Your task is to print the material below exactly as presented.

────────────────

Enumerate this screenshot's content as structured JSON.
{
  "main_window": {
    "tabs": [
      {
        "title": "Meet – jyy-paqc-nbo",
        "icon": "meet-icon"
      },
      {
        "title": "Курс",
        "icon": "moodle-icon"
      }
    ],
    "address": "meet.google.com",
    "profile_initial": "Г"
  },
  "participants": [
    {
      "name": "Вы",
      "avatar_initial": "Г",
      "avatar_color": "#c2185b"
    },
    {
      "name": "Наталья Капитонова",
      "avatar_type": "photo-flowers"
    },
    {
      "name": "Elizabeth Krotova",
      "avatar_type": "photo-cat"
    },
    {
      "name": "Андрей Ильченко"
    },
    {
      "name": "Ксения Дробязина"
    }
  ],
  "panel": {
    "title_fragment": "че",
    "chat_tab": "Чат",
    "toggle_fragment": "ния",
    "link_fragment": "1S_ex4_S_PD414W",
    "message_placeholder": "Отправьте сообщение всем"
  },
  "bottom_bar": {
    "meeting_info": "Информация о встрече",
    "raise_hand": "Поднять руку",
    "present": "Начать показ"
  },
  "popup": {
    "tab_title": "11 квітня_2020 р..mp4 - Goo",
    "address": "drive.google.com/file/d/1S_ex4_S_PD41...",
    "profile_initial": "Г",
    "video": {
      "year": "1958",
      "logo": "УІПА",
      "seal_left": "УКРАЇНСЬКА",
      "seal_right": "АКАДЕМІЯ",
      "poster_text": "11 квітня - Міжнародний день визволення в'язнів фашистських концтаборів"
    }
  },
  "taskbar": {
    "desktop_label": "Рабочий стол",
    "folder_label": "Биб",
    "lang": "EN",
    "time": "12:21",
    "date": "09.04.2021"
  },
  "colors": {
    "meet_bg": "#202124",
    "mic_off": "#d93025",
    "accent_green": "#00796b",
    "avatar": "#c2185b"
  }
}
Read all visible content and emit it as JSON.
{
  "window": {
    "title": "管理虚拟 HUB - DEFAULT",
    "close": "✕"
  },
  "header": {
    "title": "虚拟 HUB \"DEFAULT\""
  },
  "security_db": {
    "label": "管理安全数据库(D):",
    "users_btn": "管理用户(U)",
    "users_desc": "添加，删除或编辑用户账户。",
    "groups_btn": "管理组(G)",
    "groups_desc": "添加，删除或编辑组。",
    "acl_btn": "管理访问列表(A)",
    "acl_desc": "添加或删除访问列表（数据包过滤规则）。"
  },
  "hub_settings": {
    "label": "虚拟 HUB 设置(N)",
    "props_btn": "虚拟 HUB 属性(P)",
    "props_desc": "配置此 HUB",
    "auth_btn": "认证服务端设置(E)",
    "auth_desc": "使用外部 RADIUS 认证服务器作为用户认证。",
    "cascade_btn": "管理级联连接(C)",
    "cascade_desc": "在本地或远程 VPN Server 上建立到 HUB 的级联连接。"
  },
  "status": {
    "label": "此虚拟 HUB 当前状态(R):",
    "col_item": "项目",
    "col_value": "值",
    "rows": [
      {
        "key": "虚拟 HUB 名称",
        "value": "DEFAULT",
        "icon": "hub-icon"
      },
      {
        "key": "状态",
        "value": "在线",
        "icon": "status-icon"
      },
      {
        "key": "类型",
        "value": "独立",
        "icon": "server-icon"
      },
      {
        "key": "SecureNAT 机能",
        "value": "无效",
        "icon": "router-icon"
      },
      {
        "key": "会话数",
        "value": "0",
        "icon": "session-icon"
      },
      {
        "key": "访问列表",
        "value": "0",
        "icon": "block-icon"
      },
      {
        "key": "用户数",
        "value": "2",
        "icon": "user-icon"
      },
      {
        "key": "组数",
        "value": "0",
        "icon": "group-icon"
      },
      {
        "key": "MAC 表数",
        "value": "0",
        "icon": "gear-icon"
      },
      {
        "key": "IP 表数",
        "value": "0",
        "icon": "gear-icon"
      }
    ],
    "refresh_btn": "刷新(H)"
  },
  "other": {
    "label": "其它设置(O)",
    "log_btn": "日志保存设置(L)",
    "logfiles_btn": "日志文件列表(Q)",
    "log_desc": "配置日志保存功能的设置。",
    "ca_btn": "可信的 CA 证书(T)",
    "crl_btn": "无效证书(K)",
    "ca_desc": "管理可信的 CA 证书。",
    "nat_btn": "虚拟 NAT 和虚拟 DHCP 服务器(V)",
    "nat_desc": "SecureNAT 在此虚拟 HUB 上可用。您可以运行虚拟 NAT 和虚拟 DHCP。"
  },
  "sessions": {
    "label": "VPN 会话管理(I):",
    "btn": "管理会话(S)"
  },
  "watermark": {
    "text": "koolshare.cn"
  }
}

────────────────

◆ **RESULT OF THIS EXERCISE**:
Enumerate this screenshot's content as structured JSON.
{
  "main_window": {
    "tabs": [
      {
        "title": "Meet – jyy-paqc-nbo",
        "icon": "meet-icon"
      },
      {
        "title": "Курс",
        "icon": "moodle-icon"
      }
    ],
    "address": "meet.google.com",
    "profile_initial": "Г"
  },
  "participants": [
    {
      "name": "Вы",
      "avatar_initial": "Г",
      "avatar_color": "#c2185b"
    },
    {
      "name": "Наталья Капитонова",
      "avatar_type": "photo-flowers"
    },
    {
      "name": "Elizabeth Krotova",
      "avatar_type": "photo-cat"
    },
    {
      "name": "Андрей Ильченко"
    },
    {
      "name": "Ксения Дробязина"
    }
  ],
  "panel": {
    "title_fragment": "че",
    "chat_tab": "Чат",
    "toggle_fragment": "ния",
    "link_fragment": "1S_ex4_S_PD414W",
    "message_placeholder": "Отправьте сообщение всем"
  },
  "bottom_bar": {
    "meeting_info": "Информация о встрече",
    "raise_hand": "Поднять руку",
    "present": "Начать показ"
  },
  "popup": {
    "tab_title": "11 квітня_2020 р..mp4 - Goo",
    "address": "drive.google.com/file/d/1S_ex4_S_PD41...",
    "profile_initial": "Г",
    "video": {
      "year": "1958",
      "logo": "УІПА",
      "seal_left": "УКРАЇНСЬКА",
      "seal_right": "АКАДЕМІЯ",
      "poster_text": "11 квітня - Міжнародний день визволення в'язнів фашистських концтаборів"
    }
  },
  "taskbar": {
    "desktop_label": "Рабочий стол",
    "folder_label": "Биб",
    "lang": "EN",
    "time": "12:21",
    "date": "09.04.2021"
  },
  "colors": {
    "meet_bg": "#202124",
    "mic_off": "#d93025",
    "accent_green": "#00796b",
    "avatar": "#c2185b"
  }
}
Read all visible content and emit it as JSON.
{
  "window": {
    "title": "管理虚拟 HUB - DEFAULT",
    "close": "✕"
  },
  "header": {
    "title": "虚拟 HUB \"DEFAULT\""
  },
  "security_db": {
    "label": "管理安全数据库(D):",
    "users_btn": "管理用户(U)",
    "users_desc": "添加，删除或编辑用户账户。",
    "groups_btn": "管理组(G)",
    "groups_desc": "添加，删除或编辑组。",
    "acl_btn": "管理访问列表(A)",
    "acl_desc": "添加或删除访问列表（数据包过滤规则）。"
  },
  "hub_settings": {
    "label": "虚拟 HUB 设置(N)",
    "props_btn": "虚拟 HUB 属性(P)",
    "props_desc": "配置此 HUB",
    "auth_btn": "认证服务端设置(E)",
    "auth_desc": "使用外部 RADIUS 认证服务器作为用户认证。",
    "cascade_btn": "管理级联连接(C)",
    "cascade_desc": "在本地或远程 VPN Server 上建立到 HUB 的级联连接。"
  },
  "status": {
    "label": "此虚拟 HUB 当前状态(R):",
    "col_item": "项目",
    "col_value": "值",
    "rows": [
      {
        "key": "虚拟 HUB 名称",
        "value": "DEFAULT",
        "icon": "hub-icon"
      },
      {
        "key": "状态",
        "value": "在线",
        "icon": "status-icon"
      },
      {
        "key": "类型",
        "value": "独立",
        "icon": "server-icon"
      },
      {
        "key": "SecureNAT 机能",
        "value": "无效",
        "icon": "router-icon"
      },
      {
        "key": "会话数",
        "value": "0",
        "icon": "session-icon"
      },
      {
        "key": "访问列表",
        "value": "0",
        "icon": "block-icon"
      },
      {
        "key": "用户数",
        "value": "2",
        "icon": "user-icon"
      },
      {
        "key": "组数",
        "value": "0",
        "icon": "group-icon"
      },
      {
        "key": "MAC 表数",
        "value": "0",
        "icon": "gear-icon"
      },
      {
        "key": "IP 表数",
        "value": "0",
        "icon": "gear-icon"
      }
    ],
    "refresh_btn": "刷新(H)"
  },
  "other": {
    "label": "其它设置(O)",
    "log_btn": "日志保存设置(L)",
    "logfiles_btn": "日志文件列表(Q)",
    "log_desc": "配置日志保存功能的设置。",
    "ca_btn": "可信的 CA 证书(T)",
    "crl_btn": "无效证书(K)",
    "ca_desc": "管理可信的 CA 证书。",
    "nat_btn": "虚拟 NAT 和虚拟 DHCP 服务器(V)",
    "nat_desc": "SecureNAT 在此虚拟 HUB 上可用。您可以运行虚拟 NAT 和虚拟 DHCP。"
  },
  "sessions": {
    "label": "VPN 会话管理(I):",
    "btn": "管理会话(S)"
  },
  "watermark": {
    "text": "koolshare.cn"
  }
}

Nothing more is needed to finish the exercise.